**EXERCISE OBJECTIVE**
Report each line of the data that has "นทาง" somewhere in it.
++++ DATASET ENTRIES
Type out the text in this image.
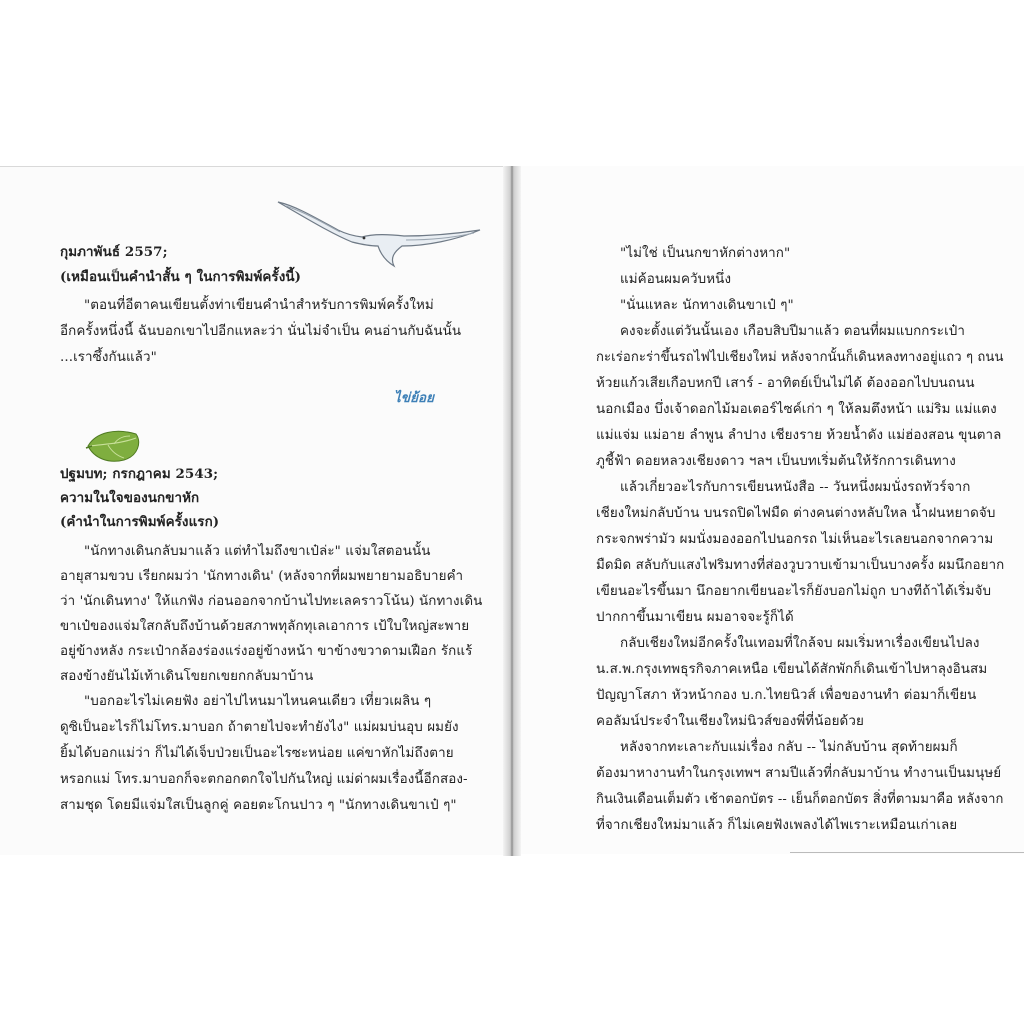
กุมภาพันธ์ 2557;
(เหมือนเป็นคำนำสั้น ๆ ในการพิมพ์ครั้งนี้)
"ตอนที่อีตาคนเขียนตั้งท่าเขียนคำนำสำหรับการพิมพ์ครั้งใหม่
อีกครั้งหนึ่งนี้ ฉันบอกเขาไปอีกแหละว่า นั่นไม่จำเป็น คนอ่านกับฉันนั้น
...เราซึ้งกันแล้ว"
ไข่ย้อย
ปฐมบท; กรกฎาคม 2543;
ความในใจของนกขาหัก
(คำนำในการพิมพ์ครั้งแรก)
"นักทางเดินกลับมาแล้ว แต่ทำไมถึงขาเป๋ล่ะ" แจ่มใสตอนนั้น
อายุสามขวบ เรียกผมว่า 'นักทางเดิน' (หลังจากที่ผมพยายามอธิบายคำ
ว่า 'นักเดินทาง' ให้แกฟัง ก่อนออกจากบ้านไปทะเลคราวโน้น) นักทางเดิน
ขาเป๋ของแจ่มใสกลับถึงบ้านด้วยสภาพทุลักทุเลเอาการ เป้ใบใหญ่สะพาย
อยู่ข้างหลัง กระเป๋ากล้องร่องแร่งอยู่ข้างหน้า ขาข้างขวาดามเฝือก รักแร้
สองข้างยันไม้เท้าเดินโขยกเขยกกลับมาบ้าน
"บอกอะไรไม่เคยฟัง อย่าไปไหนมาไหนคนเดียว เที่ยวเผลิน ๆ
ดูซิเป็นอะไรก็ไม่โทร.มาบอก ถ้าตายไปจะทำยังไง" แม่ผมบ่นอุบ ผมยัง
ยิ้มได้บอกแม่ว่า ก็ไม่ได้เจ็บป่วยเป็นอะไรซะหน่อย แค่ขาหักไม่ถึงตาย
หรอกแม่ โทร.มาบอกก็จะตกอกตกใจไปกันใหญ่ แม่ด่าผมเรื่องนี้อีกสอง-
สามชุด โดยมีแจ่มใสเป็นลูกคู่ คอยตะโกนปาว ๆ "นักทางเดินขาเป๋ ๆ"
"ไม่ใช่ เป็นนกขาหักต่างหาก"
แม่ค้อนผมควับหนึ่ง
"นั่นแหละ นักทางเดินขาเป๋ ๆ"
คงจะตั้งแต่วันนั้นเอง เกือบสิบปีมาแล้ว ตอนที่ผมแบกกระเป๋า
กะเร่อกะร่าขึ้นรถไฟไปเชียงใหม่ หลังจากนั้นก็เดินหลงทางอยู่แถว ๆ ถนน
ห้วยแก้วเสียเกือบหกปี เสาร์ - อาทิตย์เป็นไม่ได้ ต้องออกไปบนถนน
นอกเมือง บึ่งเจ้าดอกไม้มอเตอร์ไซค์เก่า ๆ ให้ลมตึงหน้า แม่ริม แม่แตง
แม่แจ่ม แม่อาย ลำพูน ลำปาง เชียงราย ห้วยน้ำดัง แม่ฮ่องสอน ขุนตาล
ภูชี้ฟ้า ดอยหลวงเชียงดาว ฯลฯ เป็นบทเริ่มต้นให้รักการเดินทาง
แล้วเกี่ยวอะไรกับการเขียนหนังสือ -- วันหนึ่งผมนั่งรถทัวร์จาก
เชียงใหม่กลับบ้าน บนรถปิดไฟมืด ต่างคนต่างหลับใหล น้ำฝนหยาดจับ
กระจกพร่ามัว ผมนั่งมองออกไปนอกรถ ไม่เห็นอะไรเลยนอกจากความ
มืดมิด สลับกับแสงไฟริมทางที่ส่องวูบวาบเข้ามาเป็นบางครั้ง ผมนึกอยาก
เขียนอะไรขึ้นมา นึกอยากเขียนอะไรก็ยังบอกไม่ถูก บางทีถ้าได้เริ่มจับ
ปากกาขึ้นมาเขียน ผมอาจจะรู้ก็ได้
กลับเชียงใหม่อีกครั้งในเทอมที่ใกล้จบ ผมเริ่มหาเรื่องเขียนไปลง
น.ส.พ.กรุงเทพธุรกิจภาคเหนือ เขียนได้สักพักก็เดินเข้าไปหาลุงอินสม
ปัญญาโสภา หัวหน้ากอง บ.ก.ไทยนิวส์ เพื่อของานทำ ต่อมาก็เขียน
คอลัมน์ประจำในเชียงใหม่นิวส์ของพี่ที่น้อยด้วย
หลังจากทะเลาะกับแม่เรื่อง กลับ -- ไม่กลับบ้าน สุดท้ายผมก็
ต้องมาหางานทำในกรุงเทพฯ สามปีแล้วที่กลับมาบ้าน ทำงานเป็นมนุษย์
กินเงินเดือนเต็มตัว เช้าตอกบัตร -- เย็นก็ตอกบัตร สิ่งที่ตามมาคือ หลังจาก
ที่จากเชียงใหม่มาแล้ว ก็ไม่เคยฟังเพลงได้ไพเราะเหมือนเก่าเลย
++++++++
**WRITTEN ANSWER**
ว่า 'นักเดินทาง' ให้แกฟัง ก่อนออกจากบ้านไปทะเลคราวโน้น) นักทางเดิน
ภูชี้ฟ้า ดอยหลวงเชียงดาว ฯลฯ เป็นบทเริ่มต้นให้รักการเดินทาง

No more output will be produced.